(Recorded data)

──────────

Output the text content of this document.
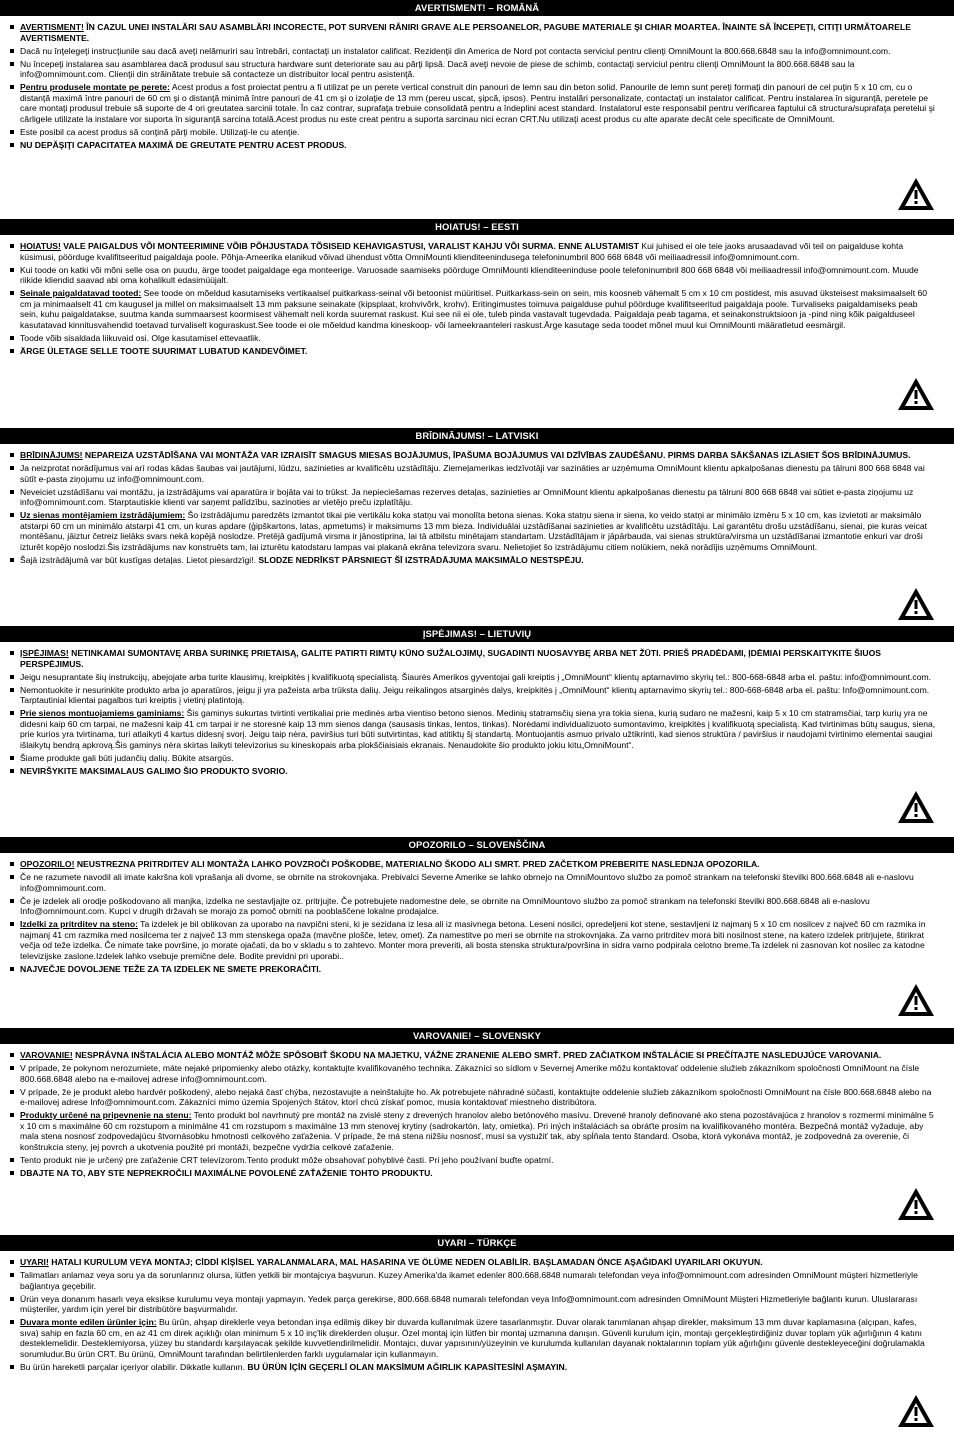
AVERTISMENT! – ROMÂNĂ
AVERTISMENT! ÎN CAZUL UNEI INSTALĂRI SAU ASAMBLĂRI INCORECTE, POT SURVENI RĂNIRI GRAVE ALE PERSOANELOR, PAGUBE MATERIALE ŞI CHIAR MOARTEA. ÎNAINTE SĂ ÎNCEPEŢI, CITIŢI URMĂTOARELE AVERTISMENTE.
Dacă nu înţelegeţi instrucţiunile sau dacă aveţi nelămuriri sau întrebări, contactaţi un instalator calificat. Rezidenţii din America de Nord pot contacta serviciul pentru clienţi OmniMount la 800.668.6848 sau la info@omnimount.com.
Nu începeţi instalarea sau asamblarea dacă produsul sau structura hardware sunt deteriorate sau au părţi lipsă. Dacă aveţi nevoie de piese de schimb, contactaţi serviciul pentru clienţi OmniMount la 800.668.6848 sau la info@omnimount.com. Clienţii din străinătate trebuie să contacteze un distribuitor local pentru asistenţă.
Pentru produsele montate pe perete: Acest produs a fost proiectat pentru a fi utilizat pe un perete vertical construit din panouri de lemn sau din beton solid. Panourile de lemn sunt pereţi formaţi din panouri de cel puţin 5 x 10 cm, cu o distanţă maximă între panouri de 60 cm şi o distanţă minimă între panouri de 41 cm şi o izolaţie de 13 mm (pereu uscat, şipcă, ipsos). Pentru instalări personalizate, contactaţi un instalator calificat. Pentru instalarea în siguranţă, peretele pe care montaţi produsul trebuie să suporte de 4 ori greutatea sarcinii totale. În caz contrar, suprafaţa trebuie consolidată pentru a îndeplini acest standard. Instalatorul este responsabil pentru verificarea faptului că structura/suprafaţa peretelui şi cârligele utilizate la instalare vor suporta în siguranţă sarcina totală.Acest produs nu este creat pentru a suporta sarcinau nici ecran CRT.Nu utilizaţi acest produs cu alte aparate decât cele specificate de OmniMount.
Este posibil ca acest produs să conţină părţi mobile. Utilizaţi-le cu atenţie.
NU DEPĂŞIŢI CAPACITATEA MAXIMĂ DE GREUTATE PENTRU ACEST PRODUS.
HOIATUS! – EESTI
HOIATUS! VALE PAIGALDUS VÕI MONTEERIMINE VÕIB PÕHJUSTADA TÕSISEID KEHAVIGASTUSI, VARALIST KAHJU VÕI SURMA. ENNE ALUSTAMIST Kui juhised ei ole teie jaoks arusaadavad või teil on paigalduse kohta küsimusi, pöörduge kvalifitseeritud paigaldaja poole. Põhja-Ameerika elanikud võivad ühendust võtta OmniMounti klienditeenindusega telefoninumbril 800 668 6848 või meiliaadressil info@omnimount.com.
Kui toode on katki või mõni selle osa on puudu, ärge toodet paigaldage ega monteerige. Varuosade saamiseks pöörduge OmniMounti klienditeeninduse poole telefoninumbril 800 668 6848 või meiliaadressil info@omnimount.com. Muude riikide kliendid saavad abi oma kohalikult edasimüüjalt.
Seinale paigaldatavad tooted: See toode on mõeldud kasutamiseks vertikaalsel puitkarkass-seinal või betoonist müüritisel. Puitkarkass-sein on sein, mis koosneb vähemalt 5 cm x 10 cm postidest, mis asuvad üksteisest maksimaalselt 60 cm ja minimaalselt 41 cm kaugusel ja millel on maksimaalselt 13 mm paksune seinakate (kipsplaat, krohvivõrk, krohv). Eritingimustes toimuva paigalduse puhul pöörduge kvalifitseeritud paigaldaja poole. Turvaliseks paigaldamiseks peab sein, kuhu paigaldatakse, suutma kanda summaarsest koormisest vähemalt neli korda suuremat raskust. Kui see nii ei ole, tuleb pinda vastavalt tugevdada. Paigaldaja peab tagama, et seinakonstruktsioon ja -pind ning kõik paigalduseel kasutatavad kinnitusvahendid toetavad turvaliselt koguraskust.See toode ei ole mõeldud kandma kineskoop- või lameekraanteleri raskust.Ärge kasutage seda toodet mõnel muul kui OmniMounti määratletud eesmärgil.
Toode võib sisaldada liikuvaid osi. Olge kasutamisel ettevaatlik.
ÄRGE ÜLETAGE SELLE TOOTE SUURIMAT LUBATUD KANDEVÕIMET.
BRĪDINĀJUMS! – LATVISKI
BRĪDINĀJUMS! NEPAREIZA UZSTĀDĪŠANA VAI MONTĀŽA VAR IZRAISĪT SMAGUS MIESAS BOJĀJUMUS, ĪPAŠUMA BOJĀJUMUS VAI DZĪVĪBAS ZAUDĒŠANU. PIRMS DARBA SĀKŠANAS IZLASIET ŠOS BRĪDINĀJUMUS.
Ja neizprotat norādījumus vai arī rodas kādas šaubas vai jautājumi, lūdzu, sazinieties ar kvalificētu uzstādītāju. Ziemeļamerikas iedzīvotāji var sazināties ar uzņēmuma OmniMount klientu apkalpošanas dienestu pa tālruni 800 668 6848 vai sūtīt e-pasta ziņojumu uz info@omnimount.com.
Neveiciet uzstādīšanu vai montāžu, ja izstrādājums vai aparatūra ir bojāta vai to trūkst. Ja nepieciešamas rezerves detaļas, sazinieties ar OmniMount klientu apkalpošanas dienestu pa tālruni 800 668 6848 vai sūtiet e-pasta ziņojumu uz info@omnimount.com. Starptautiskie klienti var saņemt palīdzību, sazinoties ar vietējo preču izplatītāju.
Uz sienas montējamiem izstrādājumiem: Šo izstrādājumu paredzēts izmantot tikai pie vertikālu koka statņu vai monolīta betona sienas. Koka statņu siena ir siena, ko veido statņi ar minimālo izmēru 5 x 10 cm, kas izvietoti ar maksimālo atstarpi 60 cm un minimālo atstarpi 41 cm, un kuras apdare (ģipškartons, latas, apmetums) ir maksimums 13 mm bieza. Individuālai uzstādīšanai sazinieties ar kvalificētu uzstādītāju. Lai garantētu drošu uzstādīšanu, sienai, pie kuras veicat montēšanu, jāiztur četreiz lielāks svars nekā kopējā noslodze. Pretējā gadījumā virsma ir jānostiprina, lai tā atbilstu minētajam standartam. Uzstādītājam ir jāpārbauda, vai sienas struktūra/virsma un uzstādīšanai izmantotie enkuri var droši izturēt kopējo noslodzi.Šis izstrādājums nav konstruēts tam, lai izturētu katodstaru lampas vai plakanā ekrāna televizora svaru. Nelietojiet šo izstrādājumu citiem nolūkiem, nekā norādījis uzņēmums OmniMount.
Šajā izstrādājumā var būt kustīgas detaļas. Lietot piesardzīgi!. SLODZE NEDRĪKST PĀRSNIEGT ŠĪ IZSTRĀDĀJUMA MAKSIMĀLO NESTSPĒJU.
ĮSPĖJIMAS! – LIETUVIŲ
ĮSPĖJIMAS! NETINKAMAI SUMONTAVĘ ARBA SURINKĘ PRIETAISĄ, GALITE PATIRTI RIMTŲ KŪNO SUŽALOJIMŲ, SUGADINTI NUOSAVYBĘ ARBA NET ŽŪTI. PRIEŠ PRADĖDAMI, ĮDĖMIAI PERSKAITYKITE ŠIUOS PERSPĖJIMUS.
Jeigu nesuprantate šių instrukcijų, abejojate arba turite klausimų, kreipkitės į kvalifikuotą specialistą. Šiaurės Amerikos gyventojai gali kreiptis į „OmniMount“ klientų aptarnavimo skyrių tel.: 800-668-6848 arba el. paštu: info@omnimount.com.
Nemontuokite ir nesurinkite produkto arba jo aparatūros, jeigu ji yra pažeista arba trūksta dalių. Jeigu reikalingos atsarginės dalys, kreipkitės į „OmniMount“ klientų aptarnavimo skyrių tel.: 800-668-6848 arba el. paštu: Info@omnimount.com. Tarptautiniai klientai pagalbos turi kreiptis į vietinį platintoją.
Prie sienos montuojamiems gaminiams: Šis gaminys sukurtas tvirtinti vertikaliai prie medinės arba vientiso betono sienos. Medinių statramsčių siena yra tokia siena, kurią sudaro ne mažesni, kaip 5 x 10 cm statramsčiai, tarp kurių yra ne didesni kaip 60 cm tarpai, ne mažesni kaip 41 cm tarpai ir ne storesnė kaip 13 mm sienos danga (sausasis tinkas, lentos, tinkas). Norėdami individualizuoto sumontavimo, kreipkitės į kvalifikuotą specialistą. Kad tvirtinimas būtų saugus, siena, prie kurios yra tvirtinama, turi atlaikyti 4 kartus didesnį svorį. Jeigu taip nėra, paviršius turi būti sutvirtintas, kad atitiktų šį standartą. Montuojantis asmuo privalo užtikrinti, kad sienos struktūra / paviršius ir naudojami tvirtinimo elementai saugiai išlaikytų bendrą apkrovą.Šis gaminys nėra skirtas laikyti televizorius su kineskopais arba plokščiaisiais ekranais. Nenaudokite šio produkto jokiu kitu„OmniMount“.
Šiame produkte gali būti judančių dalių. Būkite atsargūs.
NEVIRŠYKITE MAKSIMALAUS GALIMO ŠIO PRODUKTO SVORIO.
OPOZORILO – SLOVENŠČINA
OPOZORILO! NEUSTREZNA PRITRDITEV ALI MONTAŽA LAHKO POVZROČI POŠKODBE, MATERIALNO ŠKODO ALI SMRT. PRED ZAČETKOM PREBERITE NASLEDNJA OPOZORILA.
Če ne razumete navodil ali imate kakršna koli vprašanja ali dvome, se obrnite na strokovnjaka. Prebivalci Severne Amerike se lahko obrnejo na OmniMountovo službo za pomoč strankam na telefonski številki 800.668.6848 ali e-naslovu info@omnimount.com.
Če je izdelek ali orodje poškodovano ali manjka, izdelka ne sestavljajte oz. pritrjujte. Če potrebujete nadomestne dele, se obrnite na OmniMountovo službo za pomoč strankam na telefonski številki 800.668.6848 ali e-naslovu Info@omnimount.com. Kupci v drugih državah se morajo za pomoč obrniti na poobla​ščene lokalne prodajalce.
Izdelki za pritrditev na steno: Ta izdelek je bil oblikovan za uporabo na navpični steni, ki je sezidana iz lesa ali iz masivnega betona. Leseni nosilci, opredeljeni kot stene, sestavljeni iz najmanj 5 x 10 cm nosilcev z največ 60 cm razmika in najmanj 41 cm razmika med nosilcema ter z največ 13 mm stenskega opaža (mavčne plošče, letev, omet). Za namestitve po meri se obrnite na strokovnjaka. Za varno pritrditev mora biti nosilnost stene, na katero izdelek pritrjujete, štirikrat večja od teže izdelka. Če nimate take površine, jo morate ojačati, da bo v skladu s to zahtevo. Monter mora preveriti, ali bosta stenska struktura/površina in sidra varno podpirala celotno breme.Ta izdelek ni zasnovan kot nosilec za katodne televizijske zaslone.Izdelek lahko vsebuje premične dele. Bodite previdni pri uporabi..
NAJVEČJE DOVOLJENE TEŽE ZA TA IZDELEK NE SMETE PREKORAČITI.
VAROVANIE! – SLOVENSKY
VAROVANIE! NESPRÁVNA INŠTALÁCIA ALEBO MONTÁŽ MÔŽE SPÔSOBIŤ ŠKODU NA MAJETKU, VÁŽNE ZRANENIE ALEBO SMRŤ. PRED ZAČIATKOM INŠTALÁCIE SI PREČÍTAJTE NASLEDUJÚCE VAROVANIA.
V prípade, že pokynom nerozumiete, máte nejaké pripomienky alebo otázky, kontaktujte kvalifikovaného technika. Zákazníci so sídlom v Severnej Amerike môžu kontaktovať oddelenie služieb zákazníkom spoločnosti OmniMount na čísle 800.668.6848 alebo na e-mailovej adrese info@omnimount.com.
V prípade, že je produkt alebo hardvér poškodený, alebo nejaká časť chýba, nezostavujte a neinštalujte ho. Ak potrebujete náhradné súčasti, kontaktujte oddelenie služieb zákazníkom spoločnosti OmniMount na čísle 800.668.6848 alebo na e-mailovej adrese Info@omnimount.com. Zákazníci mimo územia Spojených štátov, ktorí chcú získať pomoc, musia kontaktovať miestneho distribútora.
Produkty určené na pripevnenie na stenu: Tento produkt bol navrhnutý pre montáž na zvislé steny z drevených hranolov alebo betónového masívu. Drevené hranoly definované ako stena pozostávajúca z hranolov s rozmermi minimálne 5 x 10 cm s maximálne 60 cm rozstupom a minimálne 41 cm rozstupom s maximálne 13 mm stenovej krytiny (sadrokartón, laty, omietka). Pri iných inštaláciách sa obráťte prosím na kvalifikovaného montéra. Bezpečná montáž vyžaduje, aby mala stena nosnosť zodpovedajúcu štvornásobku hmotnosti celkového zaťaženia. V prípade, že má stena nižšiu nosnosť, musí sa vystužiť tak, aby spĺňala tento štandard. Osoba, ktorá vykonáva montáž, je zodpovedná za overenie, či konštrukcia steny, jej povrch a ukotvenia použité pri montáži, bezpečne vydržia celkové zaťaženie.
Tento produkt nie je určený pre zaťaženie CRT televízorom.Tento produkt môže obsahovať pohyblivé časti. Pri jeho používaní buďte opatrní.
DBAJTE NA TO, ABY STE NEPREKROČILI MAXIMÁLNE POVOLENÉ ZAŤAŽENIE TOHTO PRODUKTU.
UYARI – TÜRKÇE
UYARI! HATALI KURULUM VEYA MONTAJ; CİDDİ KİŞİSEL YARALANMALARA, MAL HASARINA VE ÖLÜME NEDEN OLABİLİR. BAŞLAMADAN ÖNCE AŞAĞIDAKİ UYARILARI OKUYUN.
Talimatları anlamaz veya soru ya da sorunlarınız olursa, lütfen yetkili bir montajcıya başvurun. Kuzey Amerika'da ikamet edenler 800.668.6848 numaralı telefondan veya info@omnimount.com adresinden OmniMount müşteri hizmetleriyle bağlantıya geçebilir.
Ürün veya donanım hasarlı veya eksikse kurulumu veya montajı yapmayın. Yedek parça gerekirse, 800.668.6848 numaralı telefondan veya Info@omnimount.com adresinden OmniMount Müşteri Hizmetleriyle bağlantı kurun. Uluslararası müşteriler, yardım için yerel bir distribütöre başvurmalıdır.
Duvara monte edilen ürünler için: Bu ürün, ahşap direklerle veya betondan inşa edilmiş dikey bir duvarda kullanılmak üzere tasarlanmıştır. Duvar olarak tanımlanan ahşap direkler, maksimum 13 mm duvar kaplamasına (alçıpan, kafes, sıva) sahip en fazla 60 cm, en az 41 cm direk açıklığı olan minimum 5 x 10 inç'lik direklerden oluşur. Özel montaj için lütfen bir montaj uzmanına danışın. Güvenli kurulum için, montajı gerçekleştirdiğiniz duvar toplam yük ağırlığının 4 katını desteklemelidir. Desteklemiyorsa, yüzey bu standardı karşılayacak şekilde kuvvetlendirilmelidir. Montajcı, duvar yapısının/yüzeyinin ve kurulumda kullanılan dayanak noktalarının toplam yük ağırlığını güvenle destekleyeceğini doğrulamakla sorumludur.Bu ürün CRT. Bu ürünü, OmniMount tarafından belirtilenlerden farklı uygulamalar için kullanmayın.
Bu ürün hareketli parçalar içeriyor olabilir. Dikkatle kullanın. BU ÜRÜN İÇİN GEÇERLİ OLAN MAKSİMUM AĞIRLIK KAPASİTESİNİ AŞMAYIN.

──────────

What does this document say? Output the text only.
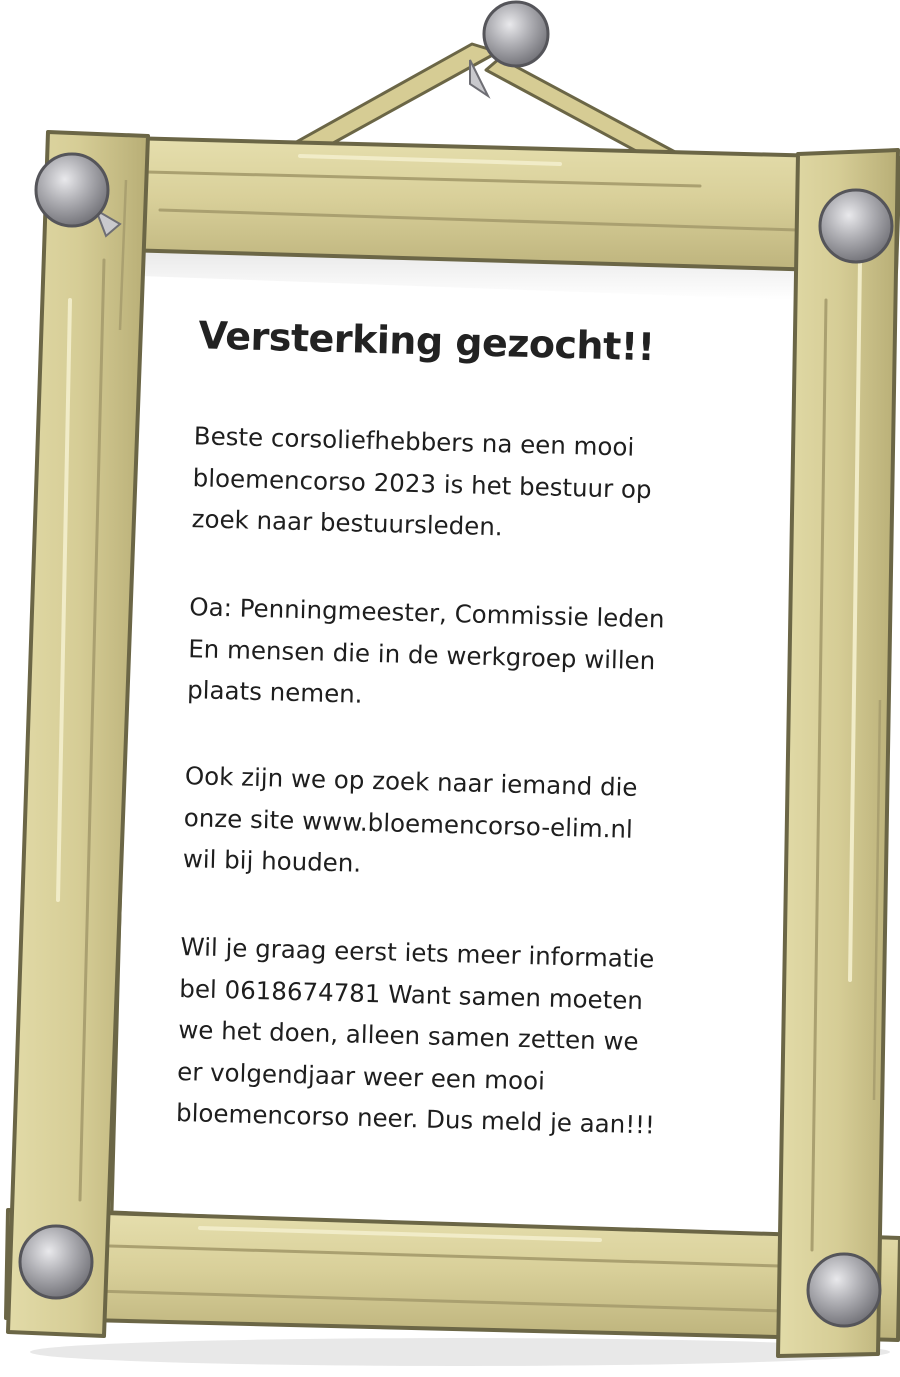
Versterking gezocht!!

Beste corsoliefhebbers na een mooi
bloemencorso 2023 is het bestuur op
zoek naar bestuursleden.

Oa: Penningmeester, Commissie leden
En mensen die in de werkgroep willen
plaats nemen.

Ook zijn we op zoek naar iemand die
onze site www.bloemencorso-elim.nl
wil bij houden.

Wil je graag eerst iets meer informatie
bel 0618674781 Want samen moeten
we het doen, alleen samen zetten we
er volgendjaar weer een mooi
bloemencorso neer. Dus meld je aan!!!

──────────

_Work instructions:_ Examine the entries and report how many of their lines contain the string "text", giving no more than the number.

_Task response:_ 2